---- Brano da leggere

Se qualcuno scrive, in margine ad un articolo, di non essere d’accordo con quanto l’autore intendeva affermare, esercita semplicemente il suo inalienabile diritto a dissentire. Punto.

Se invece scrive di non essere d’accordo e aggiunge che gli fa schifo quello che l’autore ha scritto, sta inutilmente rendendo ridondante il suo dissenso, mettendo dentro alla conversazione elementi biografici innegabilmente suoi che quasi certamente avranno per chi legge un interesse che rasenta lo zero assoluto!

Ma se, oltre a scrivere di non essere d’accordo e ad aggiungere che gli fa schifo quello che ha scritto l’autore, sente la necessità di esprimere delle congetture sull’autore medesimo, sulla sua onestà, sulla sua intelligenza o persino sulle sue abitudini intestinali, allora, a quel punto, esercita il suo diritto al dissenso, ha reso ridondante il suo intervento e – lasciatemelo dire – ha contribuito a rafforzare la statistica del cretino, che, si sa, tiene costantemente impegnate le mamme del mondo in un immane sforzo produttivo!

--------
---- Estratto dei dati

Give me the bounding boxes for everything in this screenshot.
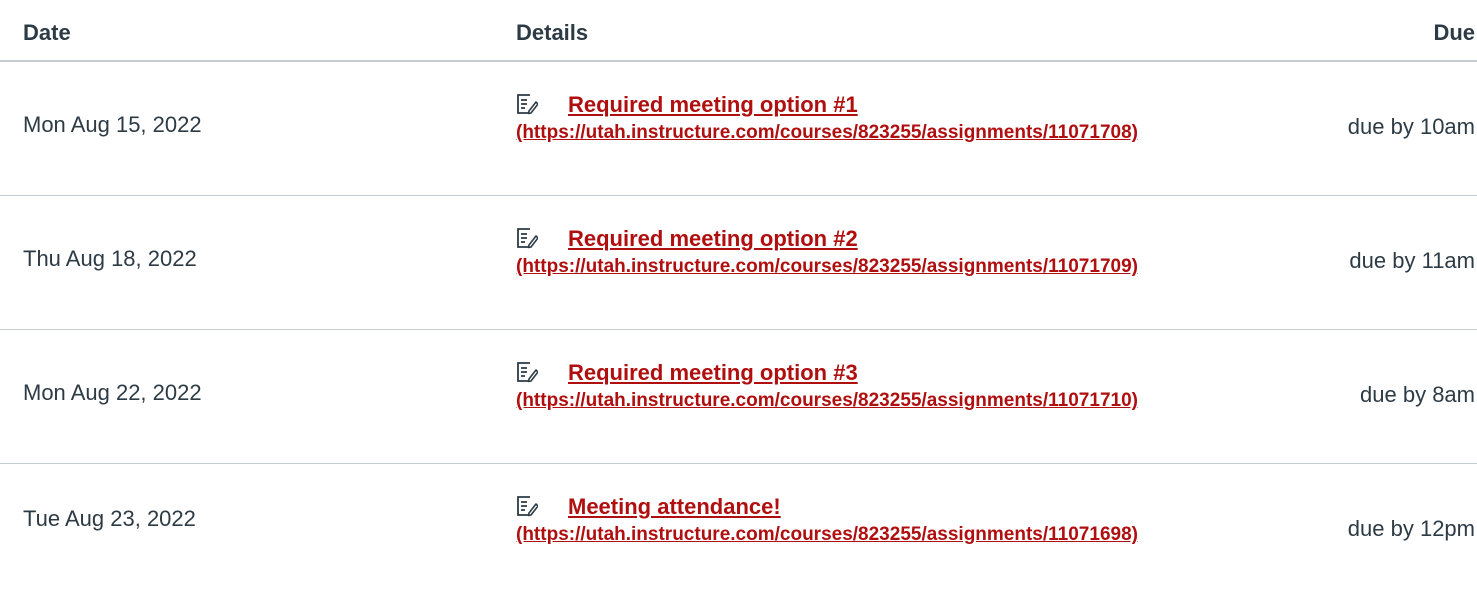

--------

- Compito assegnato -
Trascrivi parola per parola, dal brano sul dissenso nei commenti, tutto il tratto che va da "Se invece scrive" fino a "immane sforzo produttivo!".

- Risultato -
Se invece scrive di non essere d’accordo e aggiunge che gli fa schifo quello che l’autore ha scritto, sta inutilmente rendendo ridondante il suo dissenso, mettendo dentro alla conversazione elementi biografici innegabilmente suoi che quasi certamente avranno per chi legge un interesse che rasenta lo zero assoluto!

Ma se, oltre a scrivere di non essere d’accordo e ad aggiungere che gli fa schifo quello che ha scritto l’autore, sente la necessità di esprimere delle congetture sull’autore medesimo, sulla sua onestà, sulla sua intelligenza o persino sulle sue abitudini intestinali, allora, a quel punto, esercita il suo diritto al dissenso, ha reso ridondante il suo intervento e – lasciatemelo dire – ha contribuito a rafforzare la statistica del cretino, che, si sa, tiene costantemente impegnate le mamme del mondo in un immane sforzo produttivo!